** START OF Given records **

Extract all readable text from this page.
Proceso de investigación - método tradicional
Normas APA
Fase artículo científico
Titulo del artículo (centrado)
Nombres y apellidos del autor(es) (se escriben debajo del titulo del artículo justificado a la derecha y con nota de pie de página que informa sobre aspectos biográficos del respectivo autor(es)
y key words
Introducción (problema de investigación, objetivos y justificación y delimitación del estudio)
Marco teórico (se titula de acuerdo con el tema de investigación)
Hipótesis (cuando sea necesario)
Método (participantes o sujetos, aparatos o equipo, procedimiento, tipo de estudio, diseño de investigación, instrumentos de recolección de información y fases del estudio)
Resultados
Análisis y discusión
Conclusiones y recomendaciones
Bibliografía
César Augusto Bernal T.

** END OF Given records **

What is being asked: Every record shown above should be written out again exactly.

Written response:
Extract all readable text from this page.
Proceso de investigación - método tradicional
Normas APA
Fase artículo científico
Titulo del artículo (centrado)
Nombres y apellidos del autor(es) (se escriben debajo del titulo del artículo justificado a la derecha y con nota de pie de página que informa sobre aspectos biográficos del respectivo autor(es)
y key words
Introducción (problema de investigación, objetivos y justificación y delimitación del estudio)
Marco teórico (se titula de acuerdo con el tema de investigación)
Hipótesis (cuando sea necesario)
Método (participantes o sujetos, aparatos o equipo, procedimiento, tipo de estudio, diseño de investigación, instrumentos de recolección de información y fases del estudio)
Resultados
Análisis y discusión
Conclusiones y recomendaciones
Bibliografía
César Augusto Bernal T.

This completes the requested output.